• **Tareas por realizar**:
**a.** En el fragmento sobre la Universidad de La Habana, ¿a qué distancia se sitúa la universidad?
**b.** Prosiga el fragmento sobre la Universidad de La Habana a partir de su última oración, con el mismo tono evocador.

• **Fragmento del texto**:
La Universidad de La Habana está a unos escasos trescientos metros. Los jóvenes profesores de Filosofía y los de Letras, los estudiantes de Economía y Planificación, los que estrenaban la carrera de Psicología o los cursos acelerados de Sociología, los trovadores y los poetas más exquisitos, los pintores sin galerías para exponer aún, los latinoamericanos de varios países que después serían guerrilleros (algunos serían mártires), las muchachas que no esperaban a que la FMC las hiciera iguales, los que ganaban el Premio Casa de las Américas o el Premio David como si fuera lo más natural de la vida, sin alboroto.

No fue una bohemia de bares y cantinas, de consumos exóticos o rebuscados. Bastaba un helado, incluso el más común helado de vainilla, para estar, hasta bien entrada la noche, tratando de componer un mundo en que todos (hasta los más preclaros pensadores de generaciones anteriores) éramos puros diletantes.

• **Material proporcionado**:
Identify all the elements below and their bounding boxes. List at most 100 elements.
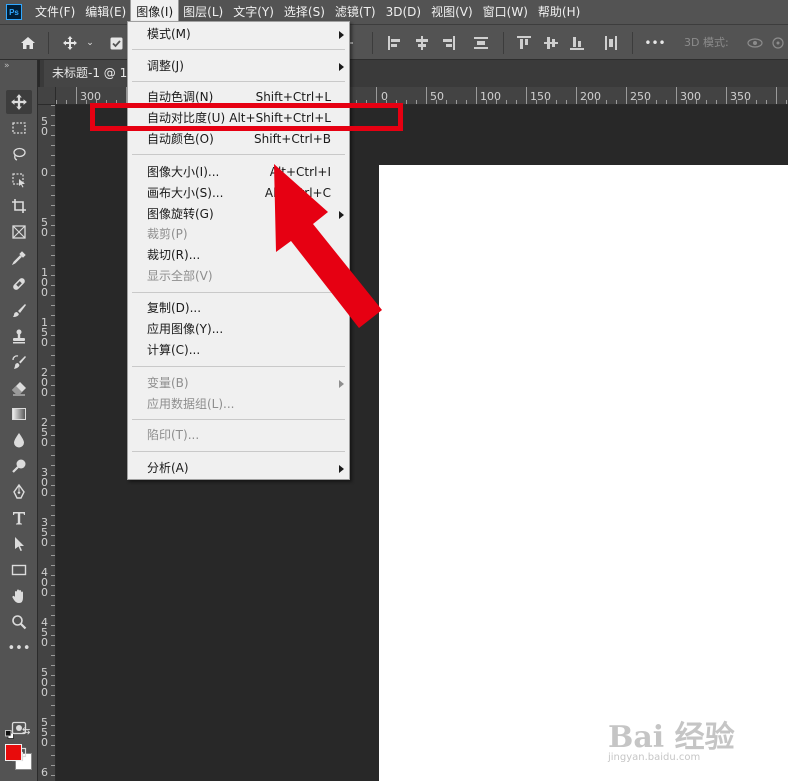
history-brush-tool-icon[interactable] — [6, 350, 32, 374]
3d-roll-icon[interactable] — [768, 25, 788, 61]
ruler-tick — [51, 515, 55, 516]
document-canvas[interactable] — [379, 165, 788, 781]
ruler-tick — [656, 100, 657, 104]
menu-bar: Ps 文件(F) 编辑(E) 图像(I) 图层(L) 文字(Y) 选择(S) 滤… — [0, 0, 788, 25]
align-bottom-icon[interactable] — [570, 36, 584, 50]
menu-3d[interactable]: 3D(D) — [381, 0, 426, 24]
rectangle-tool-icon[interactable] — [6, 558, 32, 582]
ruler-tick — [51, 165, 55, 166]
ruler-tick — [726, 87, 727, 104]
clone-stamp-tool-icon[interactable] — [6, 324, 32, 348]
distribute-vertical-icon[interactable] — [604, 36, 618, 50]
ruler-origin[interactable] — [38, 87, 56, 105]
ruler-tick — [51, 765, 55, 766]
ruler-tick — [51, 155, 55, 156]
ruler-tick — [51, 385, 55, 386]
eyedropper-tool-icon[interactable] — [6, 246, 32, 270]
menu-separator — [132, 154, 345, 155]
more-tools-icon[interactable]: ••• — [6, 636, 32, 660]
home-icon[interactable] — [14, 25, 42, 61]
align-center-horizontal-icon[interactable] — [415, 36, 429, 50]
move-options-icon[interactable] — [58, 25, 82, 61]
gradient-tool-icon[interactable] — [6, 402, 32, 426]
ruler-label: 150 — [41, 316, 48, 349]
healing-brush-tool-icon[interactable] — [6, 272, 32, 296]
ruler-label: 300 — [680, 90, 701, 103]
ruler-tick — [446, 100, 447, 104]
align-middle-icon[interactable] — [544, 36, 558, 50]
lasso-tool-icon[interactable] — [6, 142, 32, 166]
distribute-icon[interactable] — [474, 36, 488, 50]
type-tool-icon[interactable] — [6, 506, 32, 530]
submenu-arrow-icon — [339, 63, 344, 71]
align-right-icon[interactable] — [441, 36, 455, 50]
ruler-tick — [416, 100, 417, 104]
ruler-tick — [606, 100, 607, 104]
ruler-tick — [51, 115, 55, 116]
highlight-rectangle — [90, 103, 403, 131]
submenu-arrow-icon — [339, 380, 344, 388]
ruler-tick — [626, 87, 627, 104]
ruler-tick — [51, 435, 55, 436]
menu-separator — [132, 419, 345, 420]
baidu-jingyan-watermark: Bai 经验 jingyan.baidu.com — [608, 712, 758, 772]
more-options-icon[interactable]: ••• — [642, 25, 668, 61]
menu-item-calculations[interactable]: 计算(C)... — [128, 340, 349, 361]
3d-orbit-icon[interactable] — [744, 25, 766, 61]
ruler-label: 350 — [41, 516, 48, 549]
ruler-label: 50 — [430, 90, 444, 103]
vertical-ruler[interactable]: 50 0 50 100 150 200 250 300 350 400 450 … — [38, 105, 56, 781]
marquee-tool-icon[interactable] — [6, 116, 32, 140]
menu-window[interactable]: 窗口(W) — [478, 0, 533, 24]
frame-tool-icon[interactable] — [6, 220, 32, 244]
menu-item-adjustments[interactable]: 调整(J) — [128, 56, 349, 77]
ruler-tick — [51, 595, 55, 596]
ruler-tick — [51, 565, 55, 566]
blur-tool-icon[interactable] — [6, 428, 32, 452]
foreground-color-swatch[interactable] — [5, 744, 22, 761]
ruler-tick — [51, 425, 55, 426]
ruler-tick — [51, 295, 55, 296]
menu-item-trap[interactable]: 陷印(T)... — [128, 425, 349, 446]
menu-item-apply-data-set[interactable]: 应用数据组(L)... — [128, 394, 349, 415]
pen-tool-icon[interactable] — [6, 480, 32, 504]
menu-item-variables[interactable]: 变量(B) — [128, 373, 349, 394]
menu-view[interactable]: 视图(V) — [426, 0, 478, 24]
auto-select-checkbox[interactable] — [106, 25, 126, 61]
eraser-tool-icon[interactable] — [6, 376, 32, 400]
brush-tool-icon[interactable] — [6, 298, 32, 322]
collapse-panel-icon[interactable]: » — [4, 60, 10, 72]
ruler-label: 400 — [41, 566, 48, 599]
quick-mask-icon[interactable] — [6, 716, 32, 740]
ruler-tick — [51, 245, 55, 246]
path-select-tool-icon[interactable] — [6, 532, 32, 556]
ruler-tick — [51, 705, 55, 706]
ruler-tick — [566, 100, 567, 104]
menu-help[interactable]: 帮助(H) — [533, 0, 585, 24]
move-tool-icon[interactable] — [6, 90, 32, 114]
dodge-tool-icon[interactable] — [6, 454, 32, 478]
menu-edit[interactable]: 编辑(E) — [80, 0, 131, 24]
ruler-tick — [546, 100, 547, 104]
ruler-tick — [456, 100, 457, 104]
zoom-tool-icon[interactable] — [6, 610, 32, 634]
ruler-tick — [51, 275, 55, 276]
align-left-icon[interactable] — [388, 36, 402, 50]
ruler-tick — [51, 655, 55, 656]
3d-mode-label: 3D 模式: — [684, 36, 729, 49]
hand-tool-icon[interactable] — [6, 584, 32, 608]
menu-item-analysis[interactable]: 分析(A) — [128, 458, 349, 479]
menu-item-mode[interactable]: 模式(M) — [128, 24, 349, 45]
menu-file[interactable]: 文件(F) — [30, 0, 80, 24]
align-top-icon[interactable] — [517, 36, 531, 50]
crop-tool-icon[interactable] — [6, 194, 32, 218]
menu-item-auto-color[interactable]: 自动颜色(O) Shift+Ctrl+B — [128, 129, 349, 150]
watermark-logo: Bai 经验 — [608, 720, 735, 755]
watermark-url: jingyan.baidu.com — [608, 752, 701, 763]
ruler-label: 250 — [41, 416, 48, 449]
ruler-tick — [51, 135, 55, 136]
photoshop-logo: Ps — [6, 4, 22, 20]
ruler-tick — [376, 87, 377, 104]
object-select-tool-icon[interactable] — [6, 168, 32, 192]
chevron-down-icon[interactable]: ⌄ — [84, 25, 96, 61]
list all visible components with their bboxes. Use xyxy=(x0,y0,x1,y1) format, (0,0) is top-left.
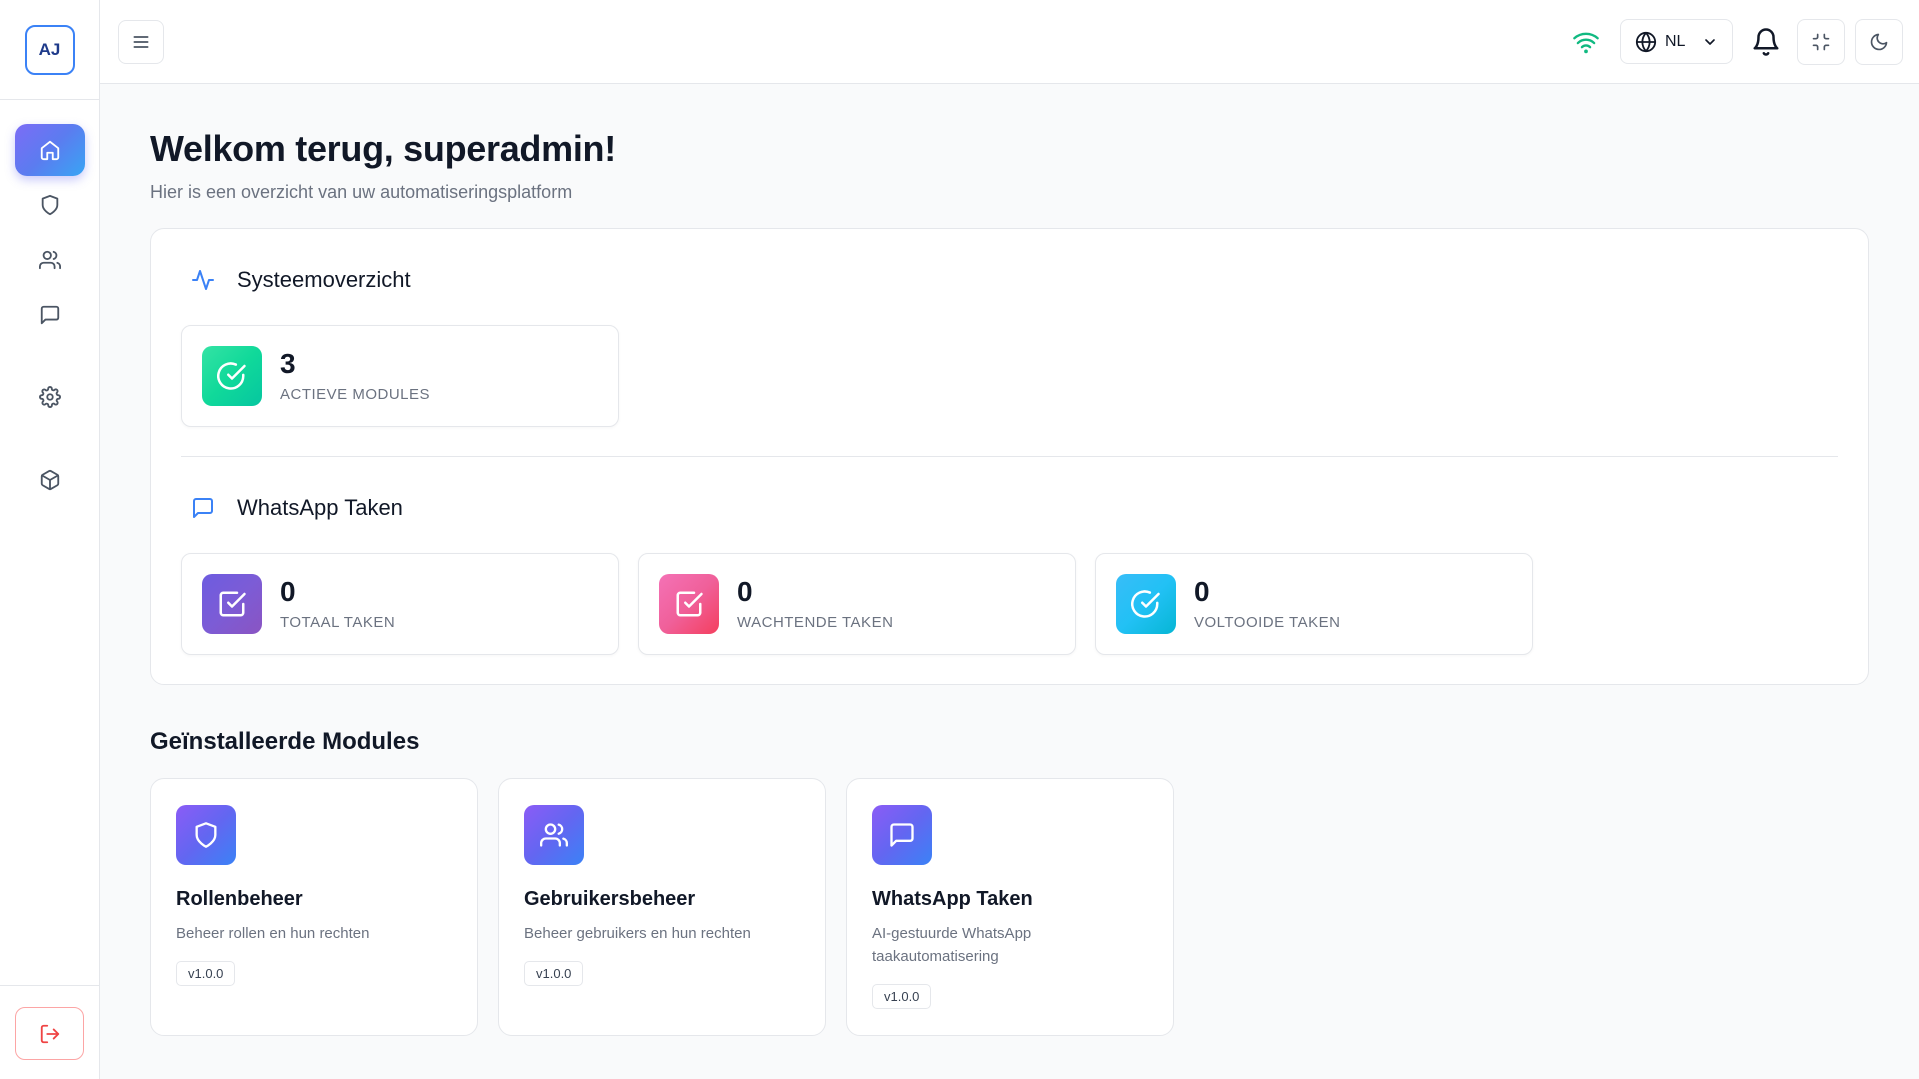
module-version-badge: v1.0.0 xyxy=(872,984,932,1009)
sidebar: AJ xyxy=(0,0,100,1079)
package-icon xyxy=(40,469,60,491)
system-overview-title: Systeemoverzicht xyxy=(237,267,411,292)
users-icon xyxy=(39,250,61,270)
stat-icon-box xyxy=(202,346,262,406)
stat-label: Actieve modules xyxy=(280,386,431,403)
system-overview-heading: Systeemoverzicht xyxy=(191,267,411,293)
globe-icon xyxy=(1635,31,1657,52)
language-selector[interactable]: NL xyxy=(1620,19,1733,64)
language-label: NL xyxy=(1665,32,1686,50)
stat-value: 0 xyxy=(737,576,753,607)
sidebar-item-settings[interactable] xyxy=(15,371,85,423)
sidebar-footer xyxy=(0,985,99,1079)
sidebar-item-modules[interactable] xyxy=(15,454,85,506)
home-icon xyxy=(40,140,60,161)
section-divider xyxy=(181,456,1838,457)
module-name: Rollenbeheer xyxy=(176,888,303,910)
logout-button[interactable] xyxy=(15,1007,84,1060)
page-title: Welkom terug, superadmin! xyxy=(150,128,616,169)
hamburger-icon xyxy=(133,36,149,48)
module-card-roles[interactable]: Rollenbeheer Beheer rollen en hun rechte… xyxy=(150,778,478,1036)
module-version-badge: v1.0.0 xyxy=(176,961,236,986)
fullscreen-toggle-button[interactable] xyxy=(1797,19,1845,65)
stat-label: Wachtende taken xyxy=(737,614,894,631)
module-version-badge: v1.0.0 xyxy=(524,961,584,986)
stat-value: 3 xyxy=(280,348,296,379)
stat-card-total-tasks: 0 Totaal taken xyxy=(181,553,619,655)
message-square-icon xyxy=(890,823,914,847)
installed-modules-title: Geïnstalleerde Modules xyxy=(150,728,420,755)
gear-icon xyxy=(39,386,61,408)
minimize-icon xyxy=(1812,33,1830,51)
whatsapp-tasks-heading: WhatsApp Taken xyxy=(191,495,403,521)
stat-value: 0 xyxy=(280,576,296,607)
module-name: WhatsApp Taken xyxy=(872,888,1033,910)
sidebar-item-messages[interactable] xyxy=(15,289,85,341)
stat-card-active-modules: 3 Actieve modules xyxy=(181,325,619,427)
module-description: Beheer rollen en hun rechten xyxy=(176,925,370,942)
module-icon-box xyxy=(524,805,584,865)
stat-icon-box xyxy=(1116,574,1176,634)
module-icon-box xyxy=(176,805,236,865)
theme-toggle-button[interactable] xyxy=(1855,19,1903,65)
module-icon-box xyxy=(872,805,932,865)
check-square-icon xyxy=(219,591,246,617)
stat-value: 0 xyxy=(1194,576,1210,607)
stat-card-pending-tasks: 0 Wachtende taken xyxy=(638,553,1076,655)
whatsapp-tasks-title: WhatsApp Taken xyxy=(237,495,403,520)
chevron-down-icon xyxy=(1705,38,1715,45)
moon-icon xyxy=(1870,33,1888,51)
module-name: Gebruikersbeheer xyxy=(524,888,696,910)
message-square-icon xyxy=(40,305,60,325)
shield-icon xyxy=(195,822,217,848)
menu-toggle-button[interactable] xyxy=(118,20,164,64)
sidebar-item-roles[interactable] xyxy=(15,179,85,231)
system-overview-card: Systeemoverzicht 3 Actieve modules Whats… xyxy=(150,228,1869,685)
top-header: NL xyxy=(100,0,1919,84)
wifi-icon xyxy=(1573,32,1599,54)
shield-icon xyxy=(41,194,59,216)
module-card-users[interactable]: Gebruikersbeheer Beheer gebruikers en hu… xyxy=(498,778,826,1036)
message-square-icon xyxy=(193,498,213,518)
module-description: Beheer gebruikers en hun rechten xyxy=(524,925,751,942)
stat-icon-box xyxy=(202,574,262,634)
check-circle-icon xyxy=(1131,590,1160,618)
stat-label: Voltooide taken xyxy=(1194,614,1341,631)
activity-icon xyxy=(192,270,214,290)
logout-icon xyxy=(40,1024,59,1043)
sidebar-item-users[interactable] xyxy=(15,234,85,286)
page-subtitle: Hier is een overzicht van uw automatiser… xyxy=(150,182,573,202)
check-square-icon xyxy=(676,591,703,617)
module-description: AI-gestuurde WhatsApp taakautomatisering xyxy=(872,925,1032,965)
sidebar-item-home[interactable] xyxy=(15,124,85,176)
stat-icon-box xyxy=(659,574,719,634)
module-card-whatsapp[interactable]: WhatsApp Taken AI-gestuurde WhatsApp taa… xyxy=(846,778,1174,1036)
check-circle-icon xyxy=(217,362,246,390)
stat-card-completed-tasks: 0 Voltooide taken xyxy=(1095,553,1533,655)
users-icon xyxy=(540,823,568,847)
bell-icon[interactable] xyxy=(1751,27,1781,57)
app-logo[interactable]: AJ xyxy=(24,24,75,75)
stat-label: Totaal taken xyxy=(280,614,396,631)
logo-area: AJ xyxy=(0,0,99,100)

• **Resultados en orden**:
**a.** A unos escasos trescientos metros.

**b.**
La música bailable

Probablemente, mi mejor amigo de la adolescencia fue Ángel Hernández.  Él tenía una particular habilidad para simplificar y hacer simpáticos los enunciados más difíciles de cualquier filosofía. Ambos éramos fanáticos de la música. Él tranquilizaba mis tormentos existenciales, cuando me decía, con total convicción: “En Cuba, el deporte es la pelota; y el arte, la música… La música es la música popular… y la música popular, la bailable”. Quiero que este sea mi homenaje a ese joven eterno que lamentablemente, ya no estará más con nosotros. Voy a comenzar precisamente por ahí.

En aquellos momentos, se había consolidado uno de los hechos más significativos en la historia del baile popular: el estilo “casino” y la llamada “rueda de casino”, una curiosa mezcla de sabrosura criolla y giros de rock and roll.

Ya la Sonora Matancera era sólo un recuerdo, pero el Conjunto Casino era imprescindible. Faz, Ribot y Espí cantaban (los tres en un solo micrófono, como exigía la época), y se podía ver fácilmente cómo viajaban los camaroneros, encendiendo estrellas en el litoral, y había que parar de bailar una, dos, tres veces según se parara la bola.

Chappotín, Lilí Martínez y Miguelito Cuní saborean el quimbombó que resbala, venden el saco de carbón a tres quilos, comen candela, y se salpican cuando el tiburón se baña.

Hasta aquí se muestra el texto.